(Records supplied)
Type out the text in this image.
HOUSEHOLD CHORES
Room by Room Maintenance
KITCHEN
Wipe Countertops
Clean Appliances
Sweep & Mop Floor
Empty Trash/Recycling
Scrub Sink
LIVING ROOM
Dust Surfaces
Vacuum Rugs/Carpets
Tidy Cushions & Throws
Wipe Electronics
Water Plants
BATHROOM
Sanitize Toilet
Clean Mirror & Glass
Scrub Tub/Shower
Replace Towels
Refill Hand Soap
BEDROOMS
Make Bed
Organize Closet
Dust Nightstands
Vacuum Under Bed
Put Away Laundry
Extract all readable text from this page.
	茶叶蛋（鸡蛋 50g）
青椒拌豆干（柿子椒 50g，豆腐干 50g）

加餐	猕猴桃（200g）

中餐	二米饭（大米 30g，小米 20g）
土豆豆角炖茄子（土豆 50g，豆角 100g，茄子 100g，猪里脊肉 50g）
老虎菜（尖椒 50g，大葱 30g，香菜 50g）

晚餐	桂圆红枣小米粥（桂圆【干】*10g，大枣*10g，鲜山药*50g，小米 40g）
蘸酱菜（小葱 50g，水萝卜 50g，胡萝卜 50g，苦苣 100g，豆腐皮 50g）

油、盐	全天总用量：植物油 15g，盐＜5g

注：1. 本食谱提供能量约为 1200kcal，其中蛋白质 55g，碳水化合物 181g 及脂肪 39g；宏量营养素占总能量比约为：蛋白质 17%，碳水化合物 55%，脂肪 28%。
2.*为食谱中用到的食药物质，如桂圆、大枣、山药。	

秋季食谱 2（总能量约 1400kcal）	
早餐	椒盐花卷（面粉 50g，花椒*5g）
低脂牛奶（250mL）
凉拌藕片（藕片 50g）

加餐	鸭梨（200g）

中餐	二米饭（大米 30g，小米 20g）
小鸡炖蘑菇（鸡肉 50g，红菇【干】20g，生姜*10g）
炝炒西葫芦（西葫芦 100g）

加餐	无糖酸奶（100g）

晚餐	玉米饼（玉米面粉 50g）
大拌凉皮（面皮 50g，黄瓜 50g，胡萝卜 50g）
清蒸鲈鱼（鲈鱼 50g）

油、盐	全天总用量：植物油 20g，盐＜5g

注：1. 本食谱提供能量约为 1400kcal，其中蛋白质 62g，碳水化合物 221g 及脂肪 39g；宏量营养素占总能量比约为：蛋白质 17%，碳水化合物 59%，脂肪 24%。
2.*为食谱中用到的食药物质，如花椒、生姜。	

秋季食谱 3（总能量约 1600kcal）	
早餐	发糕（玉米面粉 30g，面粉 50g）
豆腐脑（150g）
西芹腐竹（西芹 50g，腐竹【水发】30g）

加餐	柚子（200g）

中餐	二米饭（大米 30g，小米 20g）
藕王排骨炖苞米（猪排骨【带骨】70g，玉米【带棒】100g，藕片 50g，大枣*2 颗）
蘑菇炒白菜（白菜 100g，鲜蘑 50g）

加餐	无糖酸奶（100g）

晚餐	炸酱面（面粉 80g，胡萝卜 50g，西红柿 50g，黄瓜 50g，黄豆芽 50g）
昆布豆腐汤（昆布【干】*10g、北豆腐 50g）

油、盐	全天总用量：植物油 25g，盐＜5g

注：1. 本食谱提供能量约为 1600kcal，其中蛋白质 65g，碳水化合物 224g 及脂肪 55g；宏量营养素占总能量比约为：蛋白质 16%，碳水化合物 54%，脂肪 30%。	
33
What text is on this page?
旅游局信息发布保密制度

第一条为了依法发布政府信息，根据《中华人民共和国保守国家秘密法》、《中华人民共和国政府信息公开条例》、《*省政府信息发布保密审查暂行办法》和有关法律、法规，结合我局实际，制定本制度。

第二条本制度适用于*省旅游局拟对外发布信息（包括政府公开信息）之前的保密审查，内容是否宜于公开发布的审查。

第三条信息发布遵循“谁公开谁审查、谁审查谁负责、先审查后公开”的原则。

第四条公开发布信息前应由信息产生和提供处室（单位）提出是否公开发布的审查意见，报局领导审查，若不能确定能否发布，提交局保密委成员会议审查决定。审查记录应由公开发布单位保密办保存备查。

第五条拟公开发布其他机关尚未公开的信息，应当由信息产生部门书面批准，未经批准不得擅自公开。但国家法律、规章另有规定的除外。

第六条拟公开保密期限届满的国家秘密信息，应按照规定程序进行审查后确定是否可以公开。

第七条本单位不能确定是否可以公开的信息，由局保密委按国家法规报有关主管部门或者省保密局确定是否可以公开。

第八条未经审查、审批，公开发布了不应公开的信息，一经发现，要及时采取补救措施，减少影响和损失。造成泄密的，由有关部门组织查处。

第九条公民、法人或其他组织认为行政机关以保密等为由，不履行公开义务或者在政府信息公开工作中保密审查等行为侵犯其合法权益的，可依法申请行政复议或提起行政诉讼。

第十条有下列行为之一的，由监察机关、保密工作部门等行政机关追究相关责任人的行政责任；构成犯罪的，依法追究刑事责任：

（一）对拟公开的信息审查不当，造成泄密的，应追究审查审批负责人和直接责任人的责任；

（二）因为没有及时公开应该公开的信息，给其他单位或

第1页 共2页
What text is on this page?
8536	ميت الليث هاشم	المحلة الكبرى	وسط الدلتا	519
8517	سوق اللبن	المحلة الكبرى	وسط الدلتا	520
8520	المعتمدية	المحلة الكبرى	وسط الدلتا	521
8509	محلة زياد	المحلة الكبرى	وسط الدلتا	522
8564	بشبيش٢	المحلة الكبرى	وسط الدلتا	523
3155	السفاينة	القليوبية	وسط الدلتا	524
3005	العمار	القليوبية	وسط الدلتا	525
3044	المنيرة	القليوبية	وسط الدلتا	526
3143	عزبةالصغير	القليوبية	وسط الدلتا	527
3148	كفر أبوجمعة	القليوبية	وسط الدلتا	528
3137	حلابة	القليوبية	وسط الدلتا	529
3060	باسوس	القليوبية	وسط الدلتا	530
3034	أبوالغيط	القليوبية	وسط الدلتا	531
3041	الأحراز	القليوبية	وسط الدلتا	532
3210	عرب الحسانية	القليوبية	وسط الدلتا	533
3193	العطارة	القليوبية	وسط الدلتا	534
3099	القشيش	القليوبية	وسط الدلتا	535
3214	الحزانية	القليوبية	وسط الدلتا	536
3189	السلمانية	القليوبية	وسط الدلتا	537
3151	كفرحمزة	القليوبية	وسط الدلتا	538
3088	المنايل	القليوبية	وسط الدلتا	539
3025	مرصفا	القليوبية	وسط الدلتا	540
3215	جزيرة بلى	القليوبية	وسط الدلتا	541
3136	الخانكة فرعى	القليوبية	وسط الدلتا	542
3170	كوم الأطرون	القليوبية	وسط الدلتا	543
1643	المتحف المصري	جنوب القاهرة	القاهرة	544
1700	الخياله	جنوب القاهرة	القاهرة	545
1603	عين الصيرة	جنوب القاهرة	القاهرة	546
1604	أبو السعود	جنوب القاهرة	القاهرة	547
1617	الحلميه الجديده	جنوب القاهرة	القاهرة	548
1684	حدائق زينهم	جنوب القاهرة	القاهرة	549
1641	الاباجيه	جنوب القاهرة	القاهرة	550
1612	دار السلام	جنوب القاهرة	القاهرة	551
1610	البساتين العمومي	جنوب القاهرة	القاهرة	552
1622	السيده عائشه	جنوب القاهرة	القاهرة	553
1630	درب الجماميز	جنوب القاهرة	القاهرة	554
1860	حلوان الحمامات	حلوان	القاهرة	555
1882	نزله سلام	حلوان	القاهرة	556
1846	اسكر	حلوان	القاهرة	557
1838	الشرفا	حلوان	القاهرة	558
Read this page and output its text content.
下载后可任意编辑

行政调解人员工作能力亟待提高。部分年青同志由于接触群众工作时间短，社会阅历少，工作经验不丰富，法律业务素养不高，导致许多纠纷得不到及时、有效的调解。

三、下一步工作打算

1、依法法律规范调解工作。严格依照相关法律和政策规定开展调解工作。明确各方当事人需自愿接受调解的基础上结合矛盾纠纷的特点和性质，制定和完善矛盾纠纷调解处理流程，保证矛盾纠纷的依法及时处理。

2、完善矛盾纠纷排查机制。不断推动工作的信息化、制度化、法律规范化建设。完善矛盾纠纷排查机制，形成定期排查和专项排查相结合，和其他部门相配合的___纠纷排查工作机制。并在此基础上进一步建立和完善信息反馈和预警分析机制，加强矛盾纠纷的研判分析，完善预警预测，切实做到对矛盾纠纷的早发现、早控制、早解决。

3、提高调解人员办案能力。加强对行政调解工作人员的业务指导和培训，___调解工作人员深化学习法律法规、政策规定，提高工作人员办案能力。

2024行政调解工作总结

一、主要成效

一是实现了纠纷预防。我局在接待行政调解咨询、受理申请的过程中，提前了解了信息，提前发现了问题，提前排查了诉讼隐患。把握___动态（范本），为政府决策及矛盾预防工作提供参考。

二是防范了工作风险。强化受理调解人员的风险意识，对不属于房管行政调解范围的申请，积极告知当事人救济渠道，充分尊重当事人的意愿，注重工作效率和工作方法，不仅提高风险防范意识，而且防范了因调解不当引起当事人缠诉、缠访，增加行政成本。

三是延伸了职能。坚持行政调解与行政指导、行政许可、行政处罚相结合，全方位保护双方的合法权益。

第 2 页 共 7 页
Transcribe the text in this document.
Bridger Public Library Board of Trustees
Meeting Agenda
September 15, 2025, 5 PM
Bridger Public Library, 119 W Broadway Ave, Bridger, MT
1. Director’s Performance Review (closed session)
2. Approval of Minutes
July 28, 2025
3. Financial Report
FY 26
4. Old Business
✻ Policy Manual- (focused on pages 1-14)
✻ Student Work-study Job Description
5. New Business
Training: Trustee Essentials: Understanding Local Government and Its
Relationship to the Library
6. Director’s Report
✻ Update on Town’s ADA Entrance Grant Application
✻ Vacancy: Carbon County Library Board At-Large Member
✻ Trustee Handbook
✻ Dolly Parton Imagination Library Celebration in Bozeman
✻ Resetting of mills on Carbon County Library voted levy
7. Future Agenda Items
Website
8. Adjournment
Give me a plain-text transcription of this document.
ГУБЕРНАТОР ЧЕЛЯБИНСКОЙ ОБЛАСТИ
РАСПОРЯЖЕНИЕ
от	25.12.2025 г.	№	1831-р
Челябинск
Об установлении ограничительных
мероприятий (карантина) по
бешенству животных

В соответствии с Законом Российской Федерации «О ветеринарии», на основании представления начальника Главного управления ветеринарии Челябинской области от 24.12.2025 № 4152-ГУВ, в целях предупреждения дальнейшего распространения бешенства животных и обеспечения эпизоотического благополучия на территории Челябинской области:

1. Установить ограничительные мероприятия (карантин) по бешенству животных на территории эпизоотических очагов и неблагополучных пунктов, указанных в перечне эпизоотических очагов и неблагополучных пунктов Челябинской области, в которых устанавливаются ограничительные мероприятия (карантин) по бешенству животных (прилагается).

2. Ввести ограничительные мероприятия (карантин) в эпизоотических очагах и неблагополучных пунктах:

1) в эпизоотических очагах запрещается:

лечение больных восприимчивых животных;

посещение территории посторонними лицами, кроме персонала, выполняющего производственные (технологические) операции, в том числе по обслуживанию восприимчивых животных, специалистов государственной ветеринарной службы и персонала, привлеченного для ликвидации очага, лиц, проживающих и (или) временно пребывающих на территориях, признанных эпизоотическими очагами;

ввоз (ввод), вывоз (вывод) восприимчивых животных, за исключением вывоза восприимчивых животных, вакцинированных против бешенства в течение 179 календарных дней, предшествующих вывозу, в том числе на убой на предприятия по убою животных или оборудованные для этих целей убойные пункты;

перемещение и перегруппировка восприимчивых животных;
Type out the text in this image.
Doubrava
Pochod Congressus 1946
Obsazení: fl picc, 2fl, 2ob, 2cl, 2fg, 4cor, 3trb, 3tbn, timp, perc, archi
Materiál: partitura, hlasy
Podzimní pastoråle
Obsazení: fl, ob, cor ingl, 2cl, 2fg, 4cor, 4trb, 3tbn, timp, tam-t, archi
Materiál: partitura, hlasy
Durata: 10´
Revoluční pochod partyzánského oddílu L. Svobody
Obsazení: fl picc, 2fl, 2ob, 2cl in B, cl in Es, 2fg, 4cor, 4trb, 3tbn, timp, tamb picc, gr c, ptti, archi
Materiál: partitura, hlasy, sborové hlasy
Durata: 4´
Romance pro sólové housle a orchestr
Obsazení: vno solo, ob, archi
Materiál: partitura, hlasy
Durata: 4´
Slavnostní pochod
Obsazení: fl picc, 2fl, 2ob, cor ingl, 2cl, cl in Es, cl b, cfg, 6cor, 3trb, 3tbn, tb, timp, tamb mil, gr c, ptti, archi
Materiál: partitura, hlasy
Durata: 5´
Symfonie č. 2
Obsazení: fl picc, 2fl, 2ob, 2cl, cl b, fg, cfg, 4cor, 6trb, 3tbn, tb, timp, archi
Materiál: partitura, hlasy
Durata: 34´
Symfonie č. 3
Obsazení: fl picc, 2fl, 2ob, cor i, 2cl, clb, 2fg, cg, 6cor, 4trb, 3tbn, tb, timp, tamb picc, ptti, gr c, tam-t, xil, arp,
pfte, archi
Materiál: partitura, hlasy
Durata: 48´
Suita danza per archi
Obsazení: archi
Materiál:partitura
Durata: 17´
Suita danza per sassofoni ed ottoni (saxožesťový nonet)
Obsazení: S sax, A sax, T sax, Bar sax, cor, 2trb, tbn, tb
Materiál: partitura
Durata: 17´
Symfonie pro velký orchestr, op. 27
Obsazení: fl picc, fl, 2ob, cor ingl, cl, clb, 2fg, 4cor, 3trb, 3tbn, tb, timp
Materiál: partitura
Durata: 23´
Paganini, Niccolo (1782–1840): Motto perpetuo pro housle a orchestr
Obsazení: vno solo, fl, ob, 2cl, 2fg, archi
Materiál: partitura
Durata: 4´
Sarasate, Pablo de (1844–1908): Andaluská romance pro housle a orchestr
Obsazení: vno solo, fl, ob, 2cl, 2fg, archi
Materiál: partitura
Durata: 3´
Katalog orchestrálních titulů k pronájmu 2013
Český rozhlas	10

(What this task involves)
Extract all lines of the records above that include "本食谱提供能量约为".

(Result of this exercise)
注：1. 本食谱提供能量约为 1200kcal，其中蛋白质 55g，碳水化合物 181g 及脂肪 39g；宏量营养素占总能量比约为：蛋白质 17%，碳水化合物 55%，脂肪 28%。
注：1. 本食谱提供能量约为 1400kcal，其中蛋白质 62g，碳水化合物 221g 及脂肪 39g；宏量营养素占总能量比约为：蛋白质 17%，碳水化合物 59%，脂肪 24%。
注：1. 本食谱提供能量约为 1600kcal，其中蛋白质 65g，碳水化合物 224g 及脂肪 55g；宏量营养素占总能量比约为：蛋白质 16%，碳水化合物 54%，脂肪 30%。	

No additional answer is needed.